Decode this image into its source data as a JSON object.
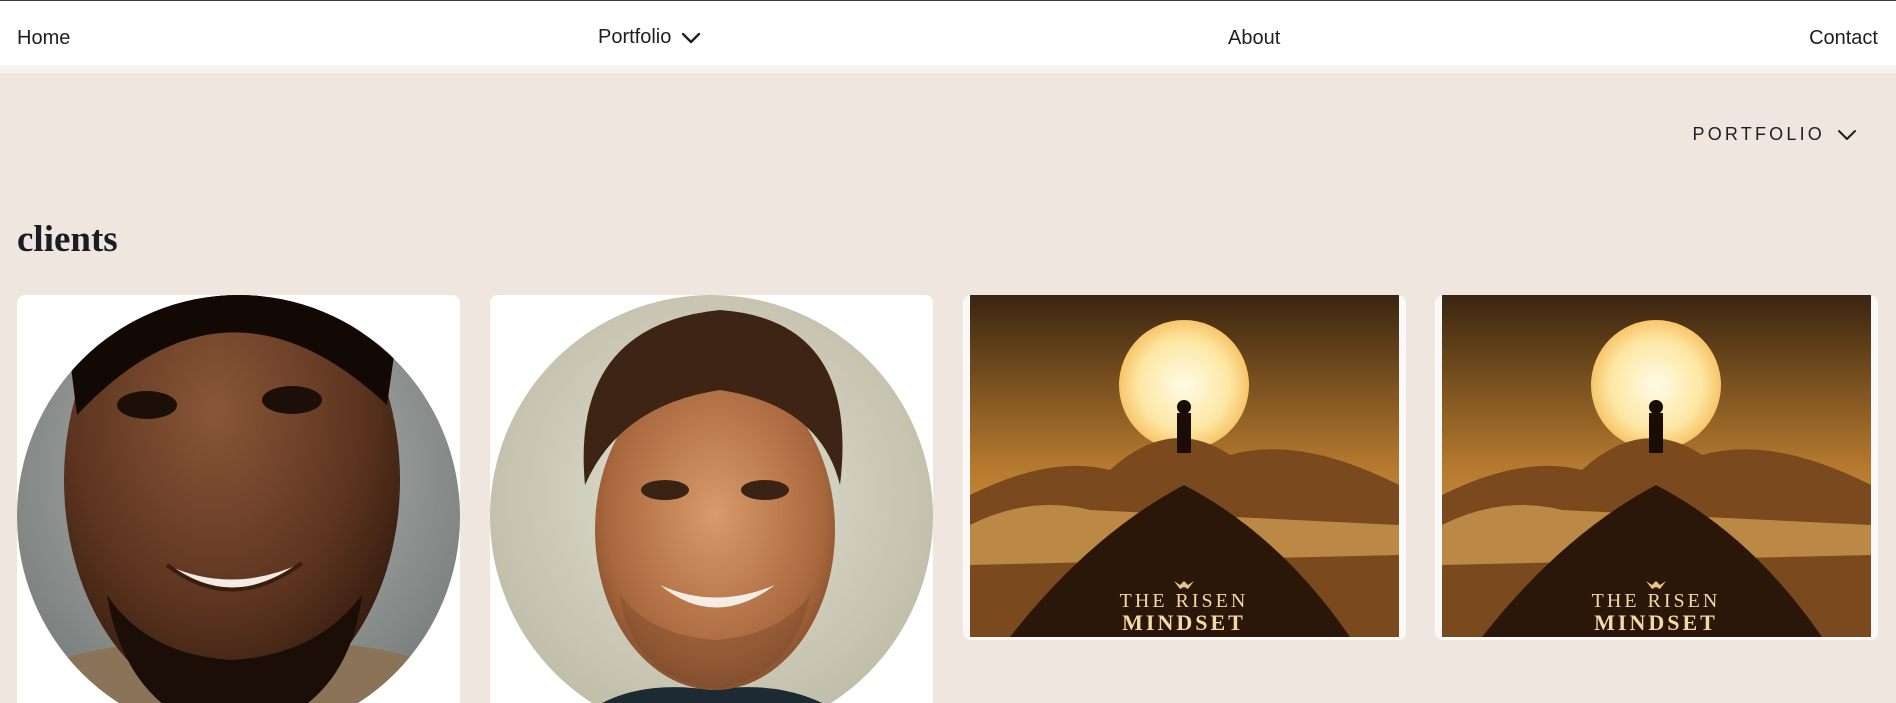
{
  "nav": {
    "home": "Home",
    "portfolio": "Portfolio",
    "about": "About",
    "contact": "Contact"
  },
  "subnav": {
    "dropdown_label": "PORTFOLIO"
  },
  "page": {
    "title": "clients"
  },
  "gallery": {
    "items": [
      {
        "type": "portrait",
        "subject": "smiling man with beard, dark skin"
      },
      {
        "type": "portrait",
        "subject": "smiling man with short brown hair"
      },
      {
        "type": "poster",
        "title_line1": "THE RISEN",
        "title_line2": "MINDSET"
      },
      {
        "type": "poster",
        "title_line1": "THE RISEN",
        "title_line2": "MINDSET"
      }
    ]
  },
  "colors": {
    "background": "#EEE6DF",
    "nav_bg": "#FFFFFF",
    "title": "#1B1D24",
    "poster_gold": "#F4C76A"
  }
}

━━━━

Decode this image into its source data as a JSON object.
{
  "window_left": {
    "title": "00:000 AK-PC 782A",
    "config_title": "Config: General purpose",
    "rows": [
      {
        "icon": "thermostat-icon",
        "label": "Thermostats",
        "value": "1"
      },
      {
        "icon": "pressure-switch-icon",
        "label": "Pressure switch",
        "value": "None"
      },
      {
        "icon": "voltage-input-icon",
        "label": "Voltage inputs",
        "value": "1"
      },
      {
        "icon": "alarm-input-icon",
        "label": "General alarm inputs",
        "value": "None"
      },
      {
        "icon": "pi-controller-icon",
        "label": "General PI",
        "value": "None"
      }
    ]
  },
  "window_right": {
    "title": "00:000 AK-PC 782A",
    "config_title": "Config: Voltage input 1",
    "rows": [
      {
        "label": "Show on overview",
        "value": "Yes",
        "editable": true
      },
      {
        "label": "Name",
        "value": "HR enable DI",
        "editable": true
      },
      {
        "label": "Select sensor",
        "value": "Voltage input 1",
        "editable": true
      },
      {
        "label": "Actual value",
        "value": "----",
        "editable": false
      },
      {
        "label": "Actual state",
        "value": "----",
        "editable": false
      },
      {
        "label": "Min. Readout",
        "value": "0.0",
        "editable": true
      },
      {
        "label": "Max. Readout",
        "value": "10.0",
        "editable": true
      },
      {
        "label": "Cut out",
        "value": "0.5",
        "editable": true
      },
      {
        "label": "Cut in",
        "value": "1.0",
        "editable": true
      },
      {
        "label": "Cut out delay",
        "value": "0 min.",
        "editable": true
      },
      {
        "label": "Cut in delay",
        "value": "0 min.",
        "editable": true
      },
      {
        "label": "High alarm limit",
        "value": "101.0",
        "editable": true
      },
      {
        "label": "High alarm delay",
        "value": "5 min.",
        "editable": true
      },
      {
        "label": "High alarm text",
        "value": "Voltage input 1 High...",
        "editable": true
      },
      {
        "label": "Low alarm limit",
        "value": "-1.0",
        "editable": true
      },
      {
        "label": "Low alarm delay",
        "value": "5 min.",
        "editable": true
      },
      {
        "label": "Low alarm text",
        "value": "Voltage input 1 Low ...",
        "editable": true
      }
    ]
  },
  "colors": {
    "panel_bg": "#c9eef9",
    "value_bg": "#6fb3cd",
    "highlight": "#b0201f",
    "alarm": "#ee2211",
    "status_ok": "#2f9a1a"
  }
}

━━━━

**DIRECTION**
Copy all lines from the material that include "Config".

**THE COMPLETED TASK**
    "config_title": "Config: General purpose",
    "config_title": "Config: Voltage input 1",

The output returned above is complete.